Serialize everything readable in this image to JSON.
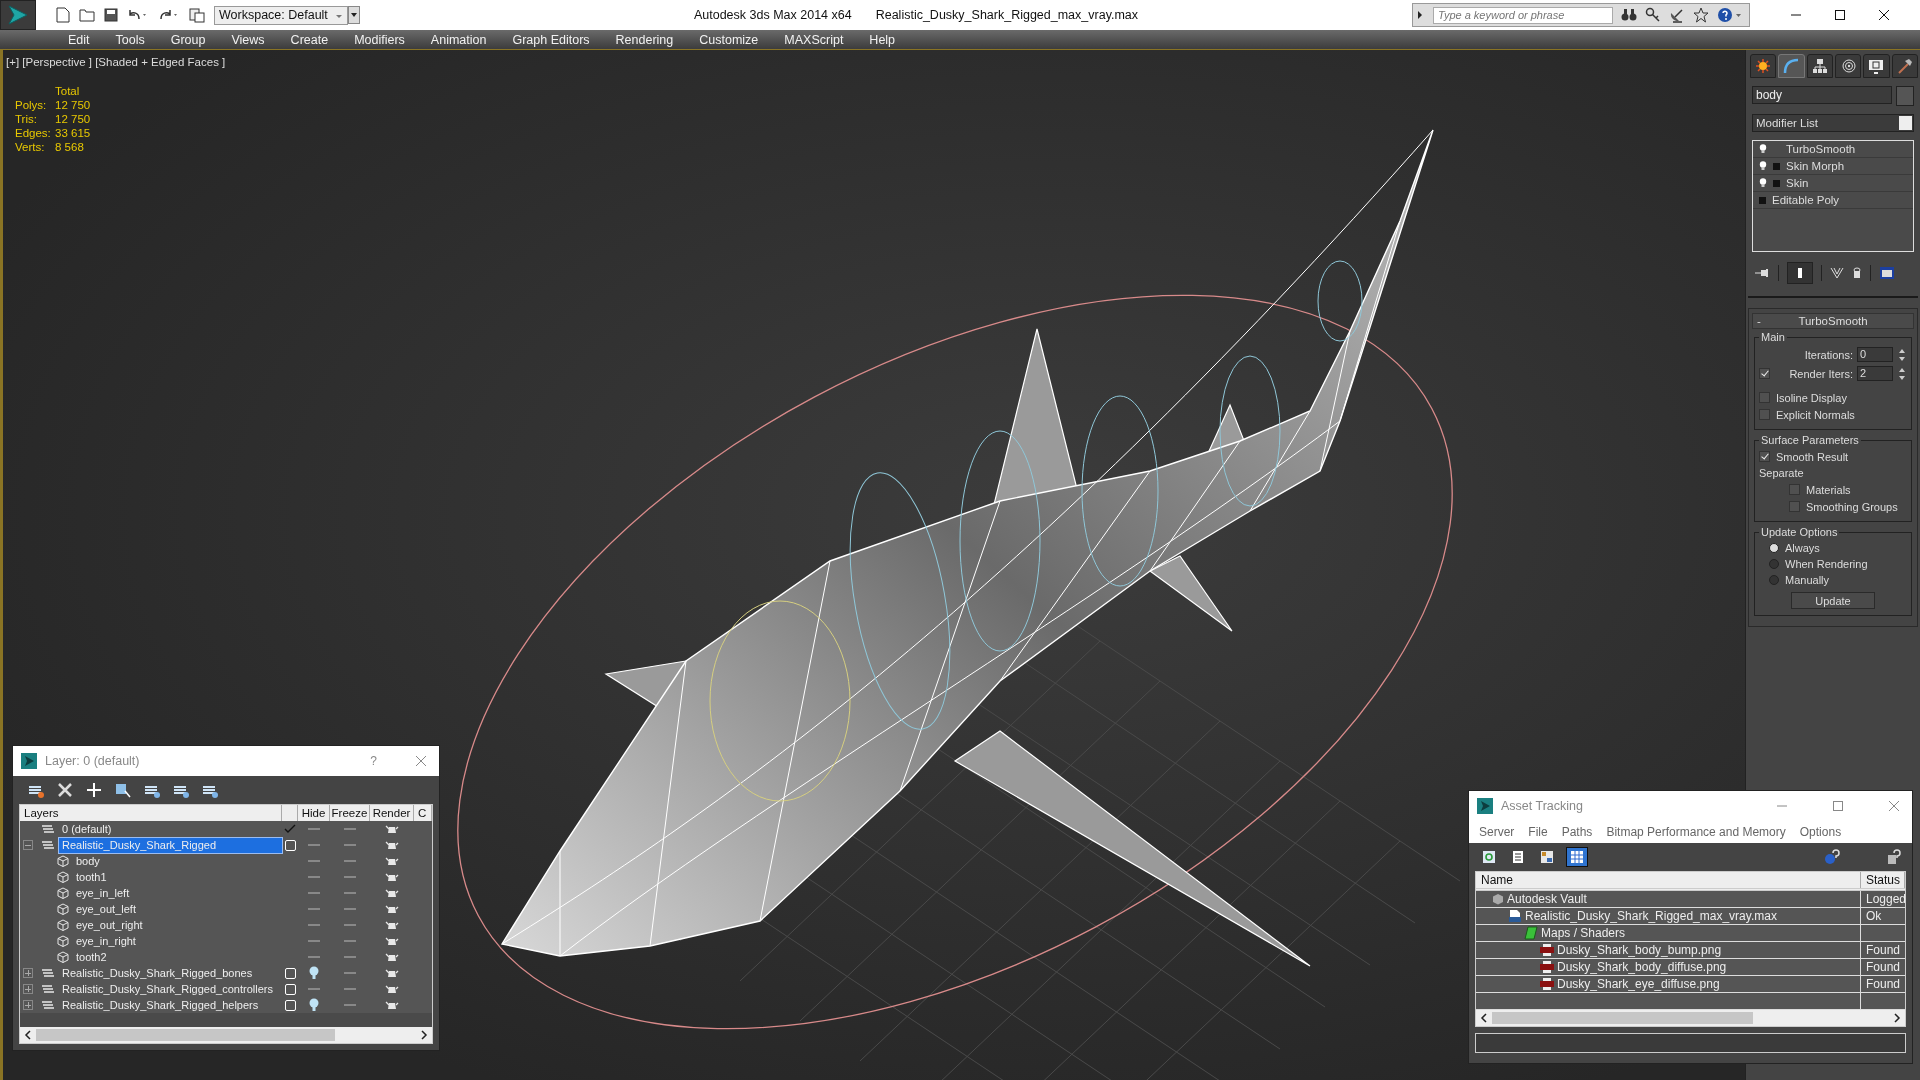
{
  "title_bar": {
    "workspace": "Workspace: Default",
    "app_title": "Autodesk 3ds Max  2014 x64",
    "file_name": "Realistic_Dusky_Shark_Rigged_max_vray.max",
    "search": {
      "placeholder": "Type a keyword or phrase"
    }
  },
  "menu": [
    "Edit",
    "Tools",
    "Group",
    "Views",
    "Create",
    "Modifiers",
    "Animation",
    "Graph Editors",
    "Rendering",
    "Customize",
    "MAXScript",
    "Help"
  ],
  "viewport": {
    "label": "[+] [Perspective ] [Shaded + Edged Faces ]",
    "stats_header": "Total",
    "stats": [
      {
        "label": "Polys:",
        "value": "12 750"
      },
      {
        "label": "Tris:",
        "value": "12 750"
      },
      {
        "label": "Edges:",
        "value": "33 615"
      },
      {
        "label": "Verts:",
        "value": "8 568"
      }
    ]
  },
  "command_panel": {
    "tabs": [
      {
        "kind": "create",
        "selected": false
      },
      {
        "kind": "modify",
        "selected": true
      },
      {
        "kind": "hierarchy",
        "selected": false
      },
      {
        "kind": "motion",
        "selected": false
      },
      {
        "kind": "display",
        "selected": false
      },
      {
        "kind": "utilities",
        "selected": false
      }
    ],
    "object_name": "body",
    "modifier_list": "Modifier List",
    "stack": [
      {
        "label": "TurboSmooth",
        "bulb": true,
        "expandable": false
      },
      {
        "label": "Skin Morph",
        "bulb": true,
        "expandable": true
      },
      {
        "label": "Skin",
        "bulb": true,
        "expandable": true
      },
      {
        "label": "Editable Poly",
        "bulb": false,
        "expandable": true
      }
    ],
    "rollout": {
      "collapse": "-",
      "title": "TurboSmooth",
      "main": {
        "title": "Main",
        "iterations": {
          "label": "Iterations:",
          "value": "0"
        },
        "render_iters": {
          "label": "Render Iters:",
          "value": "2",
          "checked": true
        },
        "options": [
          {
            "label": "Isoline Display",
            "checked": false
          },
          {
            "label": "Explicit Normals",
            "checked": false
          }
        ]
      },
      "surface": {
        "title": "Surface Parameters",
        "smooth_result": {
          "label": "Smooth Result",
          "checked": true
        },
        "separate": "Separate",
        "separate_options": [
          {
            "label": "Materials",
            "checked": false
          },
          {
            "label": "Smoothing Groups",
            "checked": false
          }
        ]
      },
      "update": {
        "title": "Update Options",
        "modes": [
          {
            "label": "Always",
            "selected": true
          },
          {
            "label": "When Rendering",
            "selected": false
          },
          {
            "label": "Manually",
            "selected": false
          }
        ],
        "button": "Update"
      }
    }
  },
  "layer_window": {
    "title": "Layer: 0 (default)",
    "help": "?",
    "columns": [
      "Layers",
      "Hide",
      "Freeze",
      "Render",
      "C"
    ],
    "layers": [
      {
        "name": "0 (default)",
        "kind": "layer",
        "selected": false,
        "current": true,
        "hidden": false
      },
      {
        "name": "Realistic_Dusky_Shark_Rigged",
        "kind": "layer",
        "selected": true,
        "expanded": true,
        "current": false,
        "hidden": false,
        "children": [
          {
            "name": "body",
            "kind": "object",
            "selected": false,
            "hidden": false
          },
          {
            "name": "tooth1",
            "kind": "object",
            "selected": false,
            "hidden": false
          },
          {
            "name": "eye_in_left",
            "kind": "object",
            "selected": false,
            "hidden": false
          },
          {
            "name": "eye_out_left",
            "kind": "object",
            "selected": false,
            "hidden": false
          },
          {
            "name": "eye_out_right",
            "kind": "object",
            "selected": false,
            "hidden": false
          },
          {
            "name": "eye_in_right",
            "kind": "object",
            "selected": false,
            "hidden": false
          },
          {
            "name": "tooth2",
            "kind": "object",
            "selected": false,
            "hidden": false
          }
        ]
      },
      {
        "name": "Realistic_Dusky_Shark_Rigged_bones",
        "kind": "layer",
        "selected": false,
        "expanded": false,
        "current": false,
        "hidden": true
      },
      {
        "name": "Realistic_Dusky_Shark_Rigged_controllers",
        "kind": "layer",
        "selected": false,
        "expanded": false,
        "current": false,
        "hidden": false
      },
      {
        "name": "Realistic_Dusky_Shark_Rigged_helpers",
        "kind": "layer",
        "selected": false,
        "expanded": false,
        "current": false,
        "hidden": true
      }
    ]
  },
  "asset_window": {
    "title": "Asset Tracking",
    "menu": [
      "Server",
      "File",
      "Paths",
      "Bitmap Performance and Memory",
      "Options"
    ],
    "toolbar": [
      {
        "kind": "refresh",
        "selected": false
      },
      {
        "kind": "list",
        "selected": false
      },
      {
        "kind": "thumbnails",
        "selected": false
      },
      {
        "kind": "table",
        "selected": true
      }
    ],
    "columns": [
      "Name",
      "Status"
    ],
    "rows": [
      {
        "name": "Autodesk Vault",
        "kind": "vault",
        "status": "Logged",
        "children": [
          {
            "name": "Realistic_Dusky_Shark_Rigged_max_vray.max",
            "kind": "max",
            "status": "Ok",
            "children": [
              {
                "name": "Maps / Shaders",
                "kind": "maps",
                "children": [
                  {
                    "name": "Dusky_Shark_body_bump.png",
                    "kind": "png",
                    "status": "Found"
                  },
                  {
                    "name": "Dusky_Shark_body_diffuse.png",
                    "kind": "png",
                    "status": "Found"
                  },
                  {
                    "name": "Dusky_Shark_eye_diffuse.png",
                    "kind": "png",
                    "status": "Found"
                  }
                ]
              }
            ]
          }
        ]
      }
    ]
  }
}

--

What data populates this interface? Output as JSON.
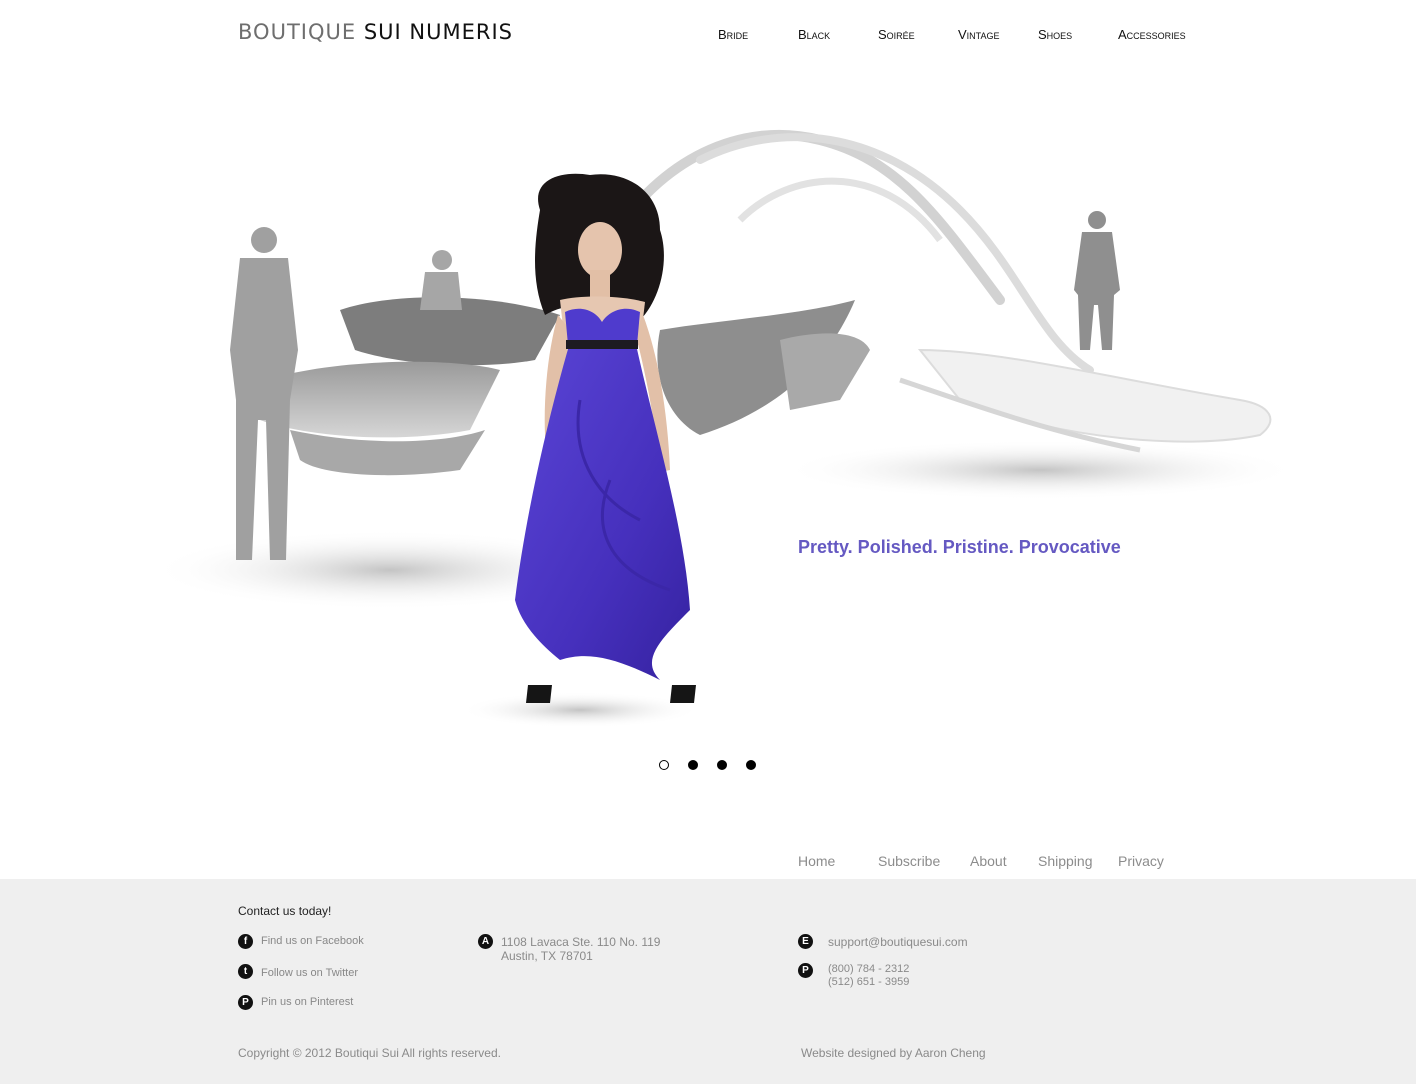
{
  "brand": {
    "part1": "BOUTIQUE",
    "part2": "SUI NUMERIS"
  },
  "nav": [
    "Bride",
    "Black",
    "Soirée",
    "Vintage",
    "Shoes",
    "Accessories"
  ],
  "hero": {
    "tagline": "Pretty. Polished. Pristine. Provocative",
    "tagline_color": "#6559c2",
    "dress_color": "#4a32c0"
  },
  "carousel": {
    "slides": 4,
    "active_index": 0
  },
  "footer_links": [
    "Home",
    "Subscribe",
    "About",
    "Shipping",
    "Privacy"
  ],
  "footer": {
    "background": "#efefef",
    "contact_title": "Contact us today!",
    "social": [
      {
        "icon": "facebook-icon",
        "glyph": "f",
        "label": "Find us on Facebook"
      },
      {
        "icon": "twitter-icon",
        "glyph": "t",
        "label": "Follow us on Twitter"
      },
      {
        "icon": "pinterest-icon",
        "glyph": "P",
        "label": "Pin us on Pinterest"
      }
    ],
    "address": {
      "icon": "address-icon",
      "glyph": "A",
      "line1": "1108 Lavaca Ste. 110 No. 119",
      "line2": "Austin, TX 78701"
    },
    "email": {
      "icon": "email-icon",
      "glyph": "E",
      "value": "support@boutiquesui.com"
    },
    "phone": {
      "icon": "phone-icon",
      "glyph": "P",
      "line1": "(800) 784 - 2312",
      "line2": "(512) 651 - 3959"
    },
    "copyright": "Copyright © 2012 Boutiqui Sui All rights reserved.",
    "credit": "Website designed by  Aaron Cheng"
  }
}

> Objective: Copy out each line of the entries that holds "glyph".

> Completed exercise:
        "glyph": "f",
        "glyph": "t",
        "glyph": "P",
      "glyph": "A",
      "glyph": "E",
      "glyph": "P",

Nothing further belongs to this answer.